[Requirement] Repeat every line below exactly as it reads.

[Exercise data]
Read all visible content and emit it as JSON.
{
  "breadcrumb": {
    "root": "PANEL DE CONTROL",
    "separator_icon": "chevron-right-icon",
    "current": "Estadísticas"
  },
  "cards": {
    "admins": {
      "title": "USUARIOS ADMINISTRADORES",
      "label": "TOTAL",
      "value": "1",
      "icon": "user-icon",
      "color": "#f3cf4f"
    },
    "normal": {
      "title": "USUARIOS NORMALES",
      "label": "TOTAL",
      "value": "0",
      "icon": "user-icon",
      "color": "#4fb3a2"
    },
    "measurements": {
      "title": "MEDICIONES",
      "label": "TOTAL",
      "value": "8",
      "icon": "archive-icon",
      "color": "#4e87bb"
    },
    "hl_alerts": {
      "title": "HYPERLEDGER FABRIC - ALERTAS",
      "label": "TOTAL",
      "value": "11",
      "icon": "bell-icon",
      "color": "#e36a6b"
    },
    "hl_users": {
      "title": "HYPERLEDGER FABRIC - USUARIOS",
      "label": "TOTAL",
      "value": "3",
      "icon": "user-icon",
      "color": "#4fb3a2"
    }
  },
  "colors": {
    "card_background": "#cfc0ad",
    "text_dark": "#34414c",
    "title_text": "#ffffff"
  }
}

[The output]
Read all visible content and emit it as JSON.
{
  "breadcrumb": {
    "root": "PANEL DE CONTROL",
    "separator_icon": "chevron-right-icon",
    "current": "Estadísticas"
  },
  "cards": {
    "admins": {
      "title": "USUARIOS ADMINISTRADORES",
      "label": "TOTAL",
      "value": "1",
      "icon": "user-icon",
      "color": "#f3cf4f"
    },
    "normal": {
      "title": "USUARIOS NORMALES",
      "label": "TOTAL",
      "value": "0",
      "icon": "user-icon",
      "color": "#4fb3a2"
    },
    "measurements": {
      "title": "MEDICIONES",
      "label": "TOTAL",
      "value": "8",
      "icon": "archive-icon",
      "color": "#4e87bb"
    },
    "hl_alerts": {
      "title": "HYPERLEDGER FABRIC - ALERTAS",
      "label": "TOTAL",
      "value": "11",
      "icon": "bell-icon",
      "color": "#e36a6b"
    },
    "hl_users": {
      "title": "HYPERLEDGER FABRIC - USUARIOS",
      "label": "TOTAL",
      "value": "3",
      "icon": "user-icon",
      "color": "#4fb3a2"
    }
  },
  "colors": {
    "card_background": "#cfc0ad",
    "text_dark": "#34414c",
    "title_text": "#ffffff"
  }
}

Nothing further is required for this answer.